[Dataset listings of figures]

-=-=-

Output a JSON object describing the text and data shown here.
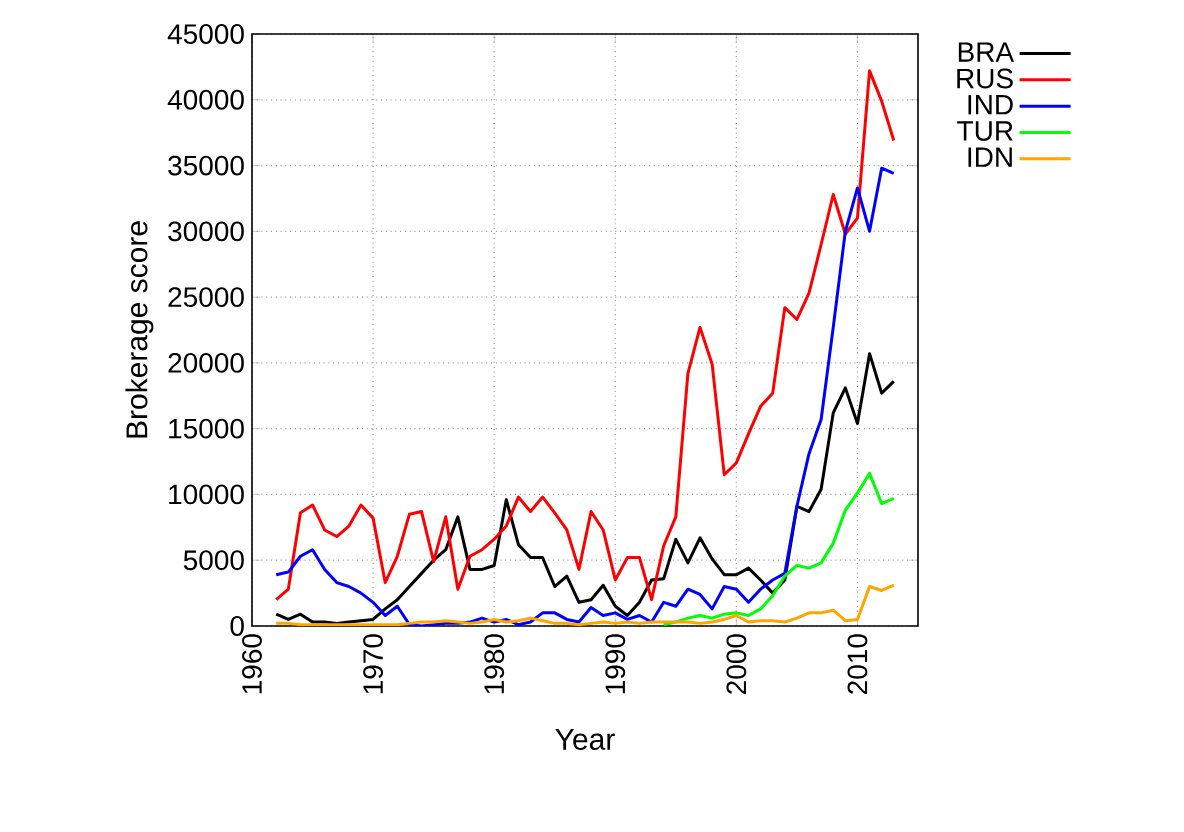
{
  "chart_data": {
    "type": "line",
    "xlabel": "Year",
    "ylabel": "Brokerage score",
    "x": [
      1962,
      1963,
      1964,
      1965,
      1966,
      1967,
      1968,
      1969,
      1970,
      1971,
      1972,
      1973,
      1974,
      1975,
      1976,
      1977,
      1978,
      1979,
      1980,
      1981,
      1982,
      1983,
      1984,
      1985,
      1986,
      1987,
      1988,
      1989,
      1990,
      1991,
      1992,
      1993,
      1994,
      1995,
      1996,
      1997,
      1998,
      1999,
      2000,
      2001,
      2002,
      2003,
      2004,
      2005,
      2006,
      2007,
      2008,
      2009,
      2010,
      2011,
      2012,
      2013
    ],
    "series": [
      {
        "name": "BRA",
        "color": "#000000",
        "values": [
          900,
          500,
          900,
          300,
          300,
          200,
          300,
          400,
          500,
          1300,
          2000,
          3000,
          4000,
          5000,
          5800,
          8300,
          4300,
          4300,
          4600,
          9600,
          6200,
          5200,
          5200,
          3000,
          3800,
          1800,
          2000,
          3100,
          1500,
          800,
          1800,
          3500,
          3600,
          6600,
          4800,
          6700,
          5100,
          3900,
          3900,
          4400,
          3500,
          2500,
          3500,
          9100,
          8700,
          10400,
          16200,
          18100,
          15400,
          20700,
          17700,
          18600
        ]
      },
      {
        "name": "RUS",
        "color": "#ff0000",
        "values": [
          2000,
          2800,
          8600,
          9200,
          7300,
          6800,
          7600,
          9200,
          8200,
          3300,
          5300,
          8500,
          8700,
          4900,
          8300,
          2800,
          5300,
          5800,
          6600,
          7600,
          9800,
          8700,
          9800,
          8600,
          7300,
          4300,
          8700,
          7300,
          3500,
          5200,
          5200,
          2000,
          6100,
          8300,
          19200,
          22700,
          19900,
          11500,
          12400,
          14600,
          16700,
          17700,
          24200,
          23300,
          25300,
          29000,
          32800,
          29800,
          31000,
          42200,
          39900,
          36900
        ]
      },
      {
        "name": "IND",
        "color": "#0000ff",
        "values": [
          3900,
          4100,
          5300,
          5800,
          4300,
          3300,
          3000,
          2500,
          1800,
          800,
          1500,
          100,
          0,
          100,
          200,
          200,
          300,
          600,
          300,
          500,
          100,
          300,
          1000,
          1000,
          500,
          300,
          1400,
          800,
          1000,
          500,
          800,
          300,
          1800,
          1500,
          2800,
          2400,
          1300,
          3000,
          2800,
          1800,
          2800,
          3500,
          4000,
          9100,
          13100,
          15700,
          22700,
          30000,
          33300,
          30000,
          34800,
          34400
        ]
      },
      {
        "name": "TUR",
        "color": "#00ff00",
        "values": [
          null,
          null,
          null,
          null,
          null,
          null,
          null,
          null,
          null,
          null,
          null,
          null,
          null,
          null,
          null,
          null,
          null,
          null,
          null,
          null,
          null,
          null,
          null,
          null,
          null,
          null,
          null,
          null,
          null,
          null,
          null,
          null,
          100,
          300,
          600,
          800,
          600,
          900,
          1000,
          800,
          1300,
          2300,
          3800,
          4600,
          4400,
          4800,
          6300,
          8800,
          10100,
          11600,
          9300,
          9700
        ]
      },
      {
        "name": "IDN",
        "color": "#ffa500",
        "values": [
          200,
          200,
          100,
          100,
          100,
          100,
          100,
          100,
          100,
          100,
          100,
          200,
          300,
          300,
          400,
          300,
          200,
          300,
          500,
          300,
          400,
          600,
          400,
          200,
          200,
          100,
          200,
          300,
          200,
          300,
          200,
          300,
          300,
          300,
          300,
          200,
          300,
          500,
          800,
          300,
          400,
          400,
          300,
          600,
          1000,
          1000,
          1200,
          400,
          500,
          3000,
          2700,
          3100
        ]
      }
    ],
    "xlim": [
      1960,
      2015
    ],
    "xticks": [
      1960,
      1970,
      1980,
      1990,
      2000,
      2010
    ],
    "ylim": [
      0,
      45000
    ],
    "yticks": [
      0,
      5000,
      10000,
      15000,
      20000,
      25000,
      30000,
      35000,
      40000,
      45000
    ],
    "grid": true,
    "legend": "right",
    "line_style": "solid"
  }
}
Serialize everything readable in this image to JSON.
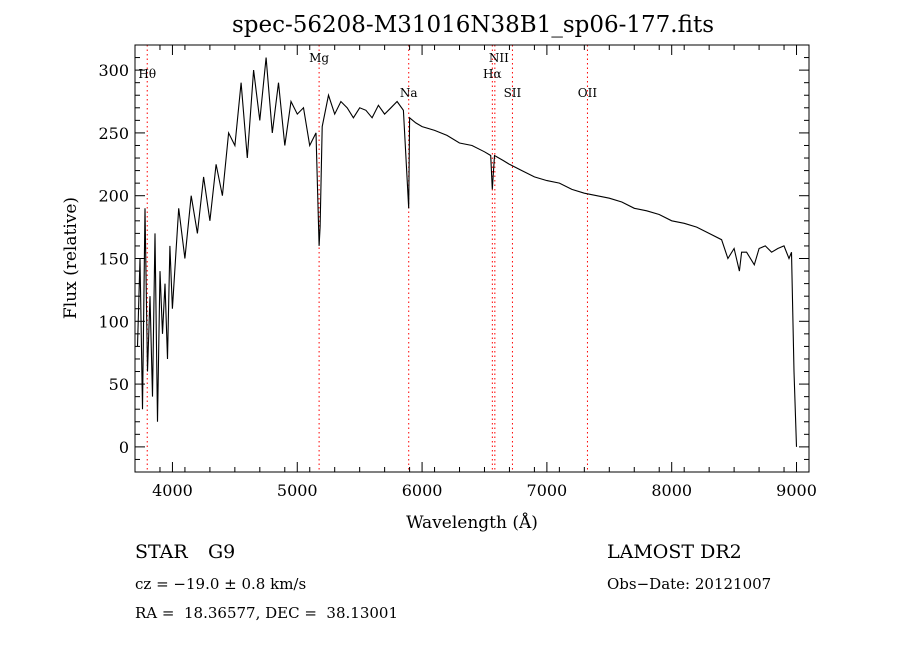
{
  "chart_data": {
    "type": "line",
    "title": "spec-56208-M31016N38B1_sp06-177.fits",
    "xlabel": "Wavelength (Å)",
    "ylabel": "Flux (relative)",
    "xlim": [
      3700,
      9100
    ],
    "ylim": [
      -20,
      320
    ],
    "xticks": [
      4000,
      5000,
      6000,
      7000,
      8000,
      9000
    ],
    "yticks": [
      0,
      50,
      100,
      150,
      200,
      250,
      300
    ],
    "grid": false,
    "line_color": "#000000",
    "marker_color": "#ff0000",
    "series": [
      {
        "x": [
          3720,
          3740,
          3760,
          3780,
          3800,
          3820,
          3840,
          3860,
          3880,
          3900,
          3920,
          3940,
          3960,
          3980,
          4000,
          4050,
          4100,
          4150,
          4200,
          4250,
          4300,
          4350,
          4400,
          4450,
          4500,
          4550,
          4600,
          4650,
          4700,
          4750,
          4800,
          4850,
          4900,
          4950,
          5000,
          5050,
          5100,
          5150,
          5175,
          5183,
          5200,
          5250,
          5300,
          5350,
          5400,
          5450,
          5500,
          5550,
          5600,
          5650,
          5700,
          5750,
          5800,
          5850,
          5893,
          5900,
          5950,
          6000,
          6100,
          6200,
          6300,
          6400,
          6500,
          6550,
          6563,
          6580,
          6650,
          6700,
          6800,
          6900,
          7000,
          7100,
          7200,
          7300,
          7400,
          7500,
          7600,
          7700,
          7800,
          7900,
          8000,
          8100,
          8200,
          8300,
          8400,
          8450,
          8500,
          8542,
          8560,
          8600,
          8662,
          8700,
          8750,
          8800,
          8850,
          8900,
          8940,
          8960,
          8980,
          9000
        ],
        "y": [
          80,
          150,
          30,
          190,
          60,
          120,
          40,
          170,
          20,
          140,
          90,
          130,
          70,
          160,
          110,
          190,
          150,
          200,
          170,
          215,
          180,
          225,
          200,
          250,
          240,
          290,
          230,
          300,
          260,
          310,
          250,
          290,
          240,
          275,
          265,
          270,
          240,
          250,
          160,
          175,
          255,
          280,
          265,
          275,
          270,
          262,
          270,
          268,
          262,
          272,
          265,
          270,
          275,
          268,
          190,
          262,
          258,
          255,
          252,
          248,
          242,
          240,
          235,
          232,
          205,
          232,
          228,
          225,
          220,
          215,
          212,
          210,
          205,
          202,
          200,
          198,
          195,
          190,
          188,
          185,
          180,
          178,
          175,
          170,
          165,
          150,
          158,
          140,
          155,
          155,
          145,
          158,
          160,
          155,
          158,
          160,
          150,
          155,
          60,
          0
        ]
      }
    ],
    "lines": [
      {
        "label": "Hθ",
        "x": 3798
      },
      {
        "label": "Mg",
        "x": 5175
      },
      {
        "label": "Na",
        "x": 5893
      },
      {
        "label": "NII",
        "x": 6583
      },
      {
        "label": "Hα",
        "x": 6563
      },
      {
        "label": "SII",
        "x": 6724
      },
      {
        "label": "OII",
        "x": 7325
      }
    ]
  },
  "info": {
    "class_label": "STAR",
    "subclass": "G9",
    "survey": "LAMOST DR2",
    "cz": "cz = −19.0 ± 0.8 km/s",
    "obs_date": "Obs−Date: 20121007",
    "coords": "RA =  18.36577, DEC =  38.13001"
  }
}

-=-=-

## [PROBLEM DETAILS]
Reproduce the whole listing word for word, setting aside any pictures.

## [OUTPUT]
Output a JSON object describing the text and data shown here.
{
  "chart_data": {
    "type": "line",
    "xlabel": "Year",
    "ylabel": "Brokerage score",
    "x": [
      1962,
      1963,
      1964,
      1965,
      1966,
      1967,
      1968,
      1969,
      1970,
      1971,
      1972,
      1973,
      1974,
      1975,
      1976,
      1977,
      1978,
      1979,
      1980,
      1981,
      1982,
      1983,
      1984,
      1985,
      1986,
      1987,
      1988,
      1989,
      1990,
      1991,
      1992,
      1993,
      1994,
      1995,
      1996,
      1997,
      1998,
      1999,
      2000,
      2001,
      2002,
      2003,
      2004,
      2005,
      2006,
      2007,
      2008,
      2009,
      2010,
      2011,
      2012,
      2013
    ],
    "series": [
      {
        "name": "BRA",
        "color": "#000000",
        "values": [
          900,
          500,
          900,
          300,
          300,
          200,
          300,
          400,
          500,
          1300,
          2000,
          3000,
          4000,
          5000,
          5800,
          8300,
          4300,
          4300,
          4600,
          9600,
          6200,
          5200,
          5200,
          3000,
          3800,
          1800,
          2000,
          3100,
          1500,
          800,
          1800,
          3500,
          3600,
          6600,
          4800,
          6700,
          5100,
          3900,
          3900,
          4400,
          3500,
          2500,
          3500,
          9100,
          8700,
          10400,
          16200,
          18100,
          15400,
          20700,
          17700,
          18600
        ]
      },
      {
        "name": "RUS",
        "color": "#ff0000",
        "values": [
          2000,
          2800,
          8600,
          9200,
          7300,
          6800,
          7600,
          9200,
          8200,
          3300,
          5300,
          8500,
          8700,
          4900,
          8300,
          2800,
          5300,
          5800,
          6600,
          7600,
          9800,
          8700,
          9800,
          8600,
          7300,
          4300,
          8700,
          7300,
          3500,
          5200,
          5200,
          2000,
          6100,
          8300,
          19200,
          22700,
          19900,
          11500,
          12400,
          14600,
          16700,
          17700,
          24200,
          23300,
          25300,
          29000,
          32800,
          29800,
          31000,
          42200,
          39900,
          36900
        ]
      },
      {
        "name": "IND",
        "color": "#0000ff",
        "values": [
          3900,
          4100,
          5300,
          5800,
          4300,
          3300,
          3000,
          2500,
          1800,
          800,
          1500,
          100,
          0,
          100,
          200,
          200,
          300,
          600,
          300,
          500,
          100,
          300,
          1000,
          1000,
          500,
          300,
          1400,
          800,
          1000,
          500,
          800,
          300,
          1800,
          1500,
          2800,
          2400,
          1300,
          3000,
          2800,
          1800,
          2800,
          3500,
          4000,
          9100,
          13100,
          15700,
          22700,
          30000,
          33300,
          30000,
          34800,
          34400
        ]
      },
      {
        "name": "TUR",
        "color": "#00ff00",
        "values": [
          null,
          null,
          null,
          null,
          null,
          null,
          null,
          null,
          null,
          null,
          null,
          null,
          null,
          null,
          null,
          null,
          null,
          null,
          null,
          null,
          null,
          null,
          null,
          null,
          null,
          null,
          null,
          null,
          null,
          null,
          null,
          null,
          100,
          300,
          600,
          800,
          600,
          900,
          1000,
          800,
          1300,
          2300,
          3800,
          4600,
          4400,
          4800,
          6300,
          8800,
          10100,
          11600,
          9300,
          9700
        ]
      },
      {
        "name": "IDN",
        "color": "#ffa500",
        "values": [
          200,
          200,
          100,
          100,
          100,
          100,
          100,
          100,
          100,
          100,
          100,
          200,
          300,
          300,
          400,
          300,
          200,
          300,
          500,
          300,
          400,
          600,
          400,
          200,
          200,
          100,
          200,
          300,
          200,
          300,
          200,
          300,
          300,
          300,
          300,
          200,
          300,
          500,
          800,
          300,
          400,
          400,
          300,
          600,
          1000,
          1000,
          1200,
          400,
          500,
          3000,
          2700,
          3100
        ]
      }
    ],
    "xlim": [
      1960,
      2015
    ],
    "xticks": [
      1960,
      1970,
      1980,
      1990,
      2000,
      2010
    ],
    "ylim": [
      0,
      45000
    ],
    "yticks": [
      0,
      5000,
      10000,
      15000,
      20000,
      25000,
      30000,
      35000,
      40000,
      45000
    ],
    "grid": true,
    "legend": "right",
    "line_style": "solid"
  }
}
Serialize everything readable in this image to JSON.
{
  "chart_data": {
    "type": "line",
    "title": "spec-56208-M31016N38B1_sp06-177.fits",
    "xlabel": "Wavelength (Å)",
    "ylabel": "Flux (relative)",
    "xlim": [
      3700,
      9100
    ],
    "ylim": [
      -20,
      320
    ],
    "xticks": [
      4000,
      5000,
      6000,
      7000,
      8000,
      9000
    ],
    "yticks": [
      0,
      50,
      100,
      150,
      200,
      250,
      300
    ],
    "grid": false,
    "line_color": "#000000",
    "marker_color": "#ff0000",
    "series": [
      {
        "x": [
          3720,
          3740,
          3760,
          3780,
          3800,
          3820,
          3840,
          3860,
          3880,
          3900,
          3920,
          3940,
          3960,
          3980,
          4000,
          4050,
          4100,
          4150,
          4200,
          4250,
          4300,
          4350,
          4400,
          4450,
          4500,
          4550,
          4600,
          4650,
          4700,
          4750,
          4800,
          4850,
          4900,
          4950,
          5000,
          5050,
          5100,
          5150,
          5175,
          5183,
          5200,
          5250,
          5300,
          5350,
          5400,
          5450,
          5500,
          5550,
          5600,
          5650,
          5700,
          5750,
          5800,
          5850,
          5893,
          5900,
          5950,
          6000,
          6100,
          6200,
          6300,
          6400,
          6500,
          6550,
          6563,
          6580,
          6650,
          6700,
          6800,
          6900,
          7000,
          7100,
          7200,
          7300,
          7400,
          7500,
          7600,
          7700,
          7800,
          7900,
          8000,
          8100,
          8200,
          8300,
          8400,
          8450,
          8500,
          8542,
          8560,
          8600,
          8662,
          8700,
          8750,
          8800,
          8850,
          8900,
          8940,
          8960,
          8980,
          9000
        ],
        "y": [
          80,
          150,
          30,
          190,
          60,
          120,
          40,
          170,
          20,
          140,
          90,
          130,
          70,
          160,
          110,
          190,
          150,
          200,
          170,
          215,
          180,
          225,
          200,
          250,
          240,
          290,
          230,
          300,
          260,
          310,
          250,
          290,
          240,
          275,
          265,
          270,
          240,
          250,
          160,
          175,
          255,
          280,
          265,
          275,
          270,
          262,
          270,
          268,
          262,
          272,
          265,
          270,
          275,
          268,
          190,
          262,
          258,
          255,
          252,
          248,
          242,
          240,
          235,
          232,
          205,
          232,
          228,
          225,
          220,
          215,
          212,
          210,
          205,
          202,
          200,
          198,
          195,
          190,
          188,
          185,
          180,
          178,
          175,
          170,
          165,
          150,
          158,
          140,
          155,
          155,
          145,
          158,
          160,
          155,
          158,
          160,
          150,
          155,
          60,
          0
        ]
      }
    ],
    "lines": [
      {
        "label": "Hθ",
        "x": 3798
      },
      {
        "label": "Mg",
        "x": 5175
      },
      {
        "label": "Na",
        "x": 5893
      },
      {
        "label": "NII",
        "x": 6583
      },
      {
        "label": "Hα",
        "x": 6563
      },
      {
        "label": "SII",
        "x": 6724
      },
      {
        "label": "OII",
        "x": 7325
      }
    ]
  },
  "info": {
    "class_label": "STAR",
    "subclass": "G9",
    "survey": "LAMOST DR2",
    "cz": "cz = −19.0 ± 0.8 km/s",
    "obs_date": "Obs−Date: 20121007",
    "coords": "RA =  18.36577, DEC =  38.13001"
  }
}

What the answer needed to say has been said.